═══ DOCUMENT
I've played around alot with FG. While I'm no expert on the subject, I dare say I know a little more than the average bear so I'll try to run you guys thru the steps...

 

 

Anytime you can use wood as a frame, the better. For instance, if I were to build a sub box I would make a 4 or 5 sided 3/4" MDF box, but leave the 1 or two surfaces that eventually will be FG open. Use MDF to make rings for the subs to mount in, then a frame work to hold them in place. After that is done you can start thinking about laying the fleece and resin. First tho, you will want to either grind or sand with a corse grit on all the wood surfaces that will come in contact with the FG- this will give the resin something to "bite" into which will keep the FG from separating from the wood once you start building up SPLs in the box.

 

At this point I'll start laying fleece. I start by just brushing on a little resin on the wood in all the areas that the fleece will meet it. I then take my piece of fleece and stretch it over the contours and staple gun it in place on the sides. I always leave about 6" extra fleece all the way around on my first layer. Once the resin you brushed on is dry and the fleece is stuck to the wood good, its time to coat the whole first layer of fleece in resin. This first layer is tricky- you want to get planty of resin to soak into the fleece, but you don't want too much. Too much may weight the fleece down and cause it to stretch before the resin dries. I only resin the areas of the fleece that I want to leave on the box- my 6" of extra fleece I try to keep the resin off of as I plan to cut the extra off. Once the first layer is cured, I cut the extra fleece off just past the edges where it meets the wood frame. At this point I take my grinder and rough up the whole surface slightly, giving special attention to get the edges of the fleece where they mold into the wood part and the surrounding wood area cleaned up and scuffed well- once again, for "bite". Now you can start puting down more layers- there's a couple ways to do it 1) cut the fleece to size, soak it in resin, and lay it over the first layer making sure to overlap your first layer and go about an inch further onto the wood frame than the last layer. Or 2) brush a nice layer of resin over the whole first layer and an inch past the edges, stretch and stick the next layer of dry fleece over it and make sure you like how it lays, then resin the whole area of dry fleece before your glue layer of resin dries. I usually opt for #2.
══════
═══ ENTRIES PROVIDED
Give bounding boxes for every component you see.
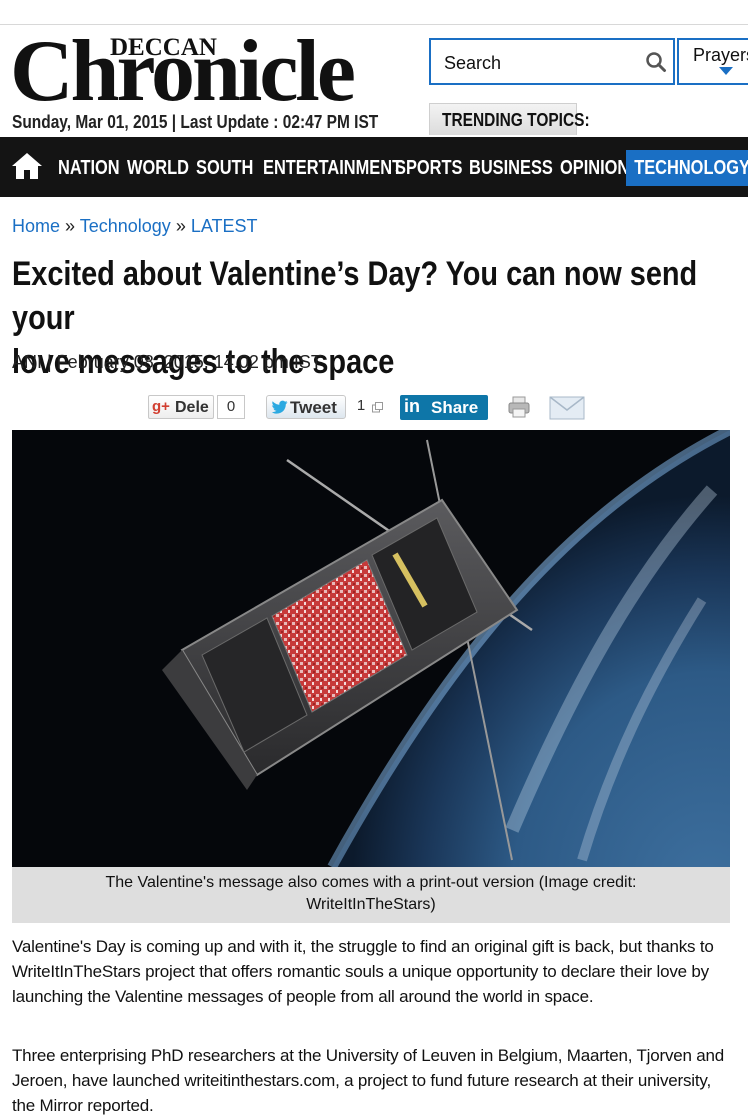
tweet-button[interactable]: Tweet [266, 395, 346, 419]
linkedin-share-button[interactable]: in Share [400, 395, 488, 420]
tweet-label: Tweet [290, 398, 337, 417]
breadcrumb-separator: » [65, 216, 76, 236]
chevron-down-icon [719, 67, 733, 75]
share-bar: g+ Dele 0 Tweet 1 in Share [0, 393, 748, 423]
twitter-bird-icon [272, 400, 288, 414]
dateline: Sunday, Mar 01, 2015 | Last Update : 02:… [12, 112, 379, 132]
nav-item-entertainment[interactable]: ENTERTAINMENT [263, 150, 402, 186]
breadcrumb: Home » Technology » LATEST [12, 216, 258, 237]
trending-label: TRENDING TOPICS: [442, 110, 590, 130]
nav-item-technology[interactable]: TECHNOLOGY [626, 150, 748, 186]
mail-icon[interactable] [549, 396, 585, 420]
linkedin-icon: in [404, 396, 420, 416]
google-plus-icon: g+ [152, 398, 170, 415]
google-plus-count: 0 [217, 395, 245, 419]
home-icon[interactable] [11, 151, 43, 181]
print-icon[interactable] [507, 395, 531, 419]
headline-line: Excited about Valentine’s Day? You can n… [12, 255, 698, 337]
prayers-dropdown[interactable]: Prayers [677, 38, 748, 85]
breadcrumb-separator: » [175, 216, 186, 236]
satellite-image [12, 430, 730, 867]
image-caption: The Valentine's message also comes with … [12, 867, 730, 923]
nav-item-world[interactable]: WORLD [127, 150, 189, 186]
nav-item-sports[interactable]: SPORTS [395, 150, 462, 186]
article-paragraph: Three enterprising PhD researchers at th… [12, 1046, 725, 1115]
nav-item-south[interactable]: SOUTH [196, 150, 253, 186]
article-paragraph: Valentine's Day is coming up and with it… [12, 937, 714, 1006]
linkedin-label: Share [431, 398, 479, 417]
main-nav: NATION WORLD SOUTH ENTERTAINMENT SPORTS … [0, 137, 748, 197]
article-image [12, 430, 730, 867]
nav-item-business[interactable]: BUSINESS [469, 150, 553, 186]
breadcrumb-home[interactable]: Home [12, 216, 60, 236]
trending-topics: TRENDING TOPICS: [429, 103, 590, 135]
search-placeholder: Search [444, 53, 502, 73]
google-plus-button[interactable]: g+ Dele [148, 395, 214, 419]
caption-line: WriteItInTheStars) [306, 896, 436, 913]
breadcrumb-latest[interactable]: LATEST [191, 216, 258, 236]
search-icon[interactable] [645, 51, 667, 73]
search-input[interactable]: Search [429, 38, 675, 85]
nav-item-nation[interactable]: NATION [58, 150, 120, 186]
google-plus-label: Dele [175, 399, 209, 416]
logo-chronicle: Chronicle [10, 23, 356, 120]
tweet-count: 1 [350, 395, 372, 419]
external-link-icon [372, 402, 383, 413]
prayers-label: Prayers [693, 45, 748, 65]
breadcrumb-technology[interactable]: Technology [80, 216, 171, 236]
caption-line: The Valentine's message also comes with … [105, 874, 637, 891]
article-byline: ANI | February 08, 2015, 14.02 pm IST [12, 352, 322, 372]
nav-item-opinion[interactable]: OPINION [560, 150, 629, 186]
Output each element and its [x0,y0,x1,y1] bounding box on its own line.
══════
• TASKS AND EXERCISES:
1) According to the fiberglass guide, how much extra fleece is left all the way around on the first layer?
2) Reproduce word for word the stretch of the fiberglass guide from "I've played around" through "thru the steps...".

• RESULTS OF THE TASKS:
1) About 6 inches.

2)
I've played around alot with FG. While I'm no expert on the subject, I dare say I know a little more than the average bear so I'll try to run you guys thru the steps...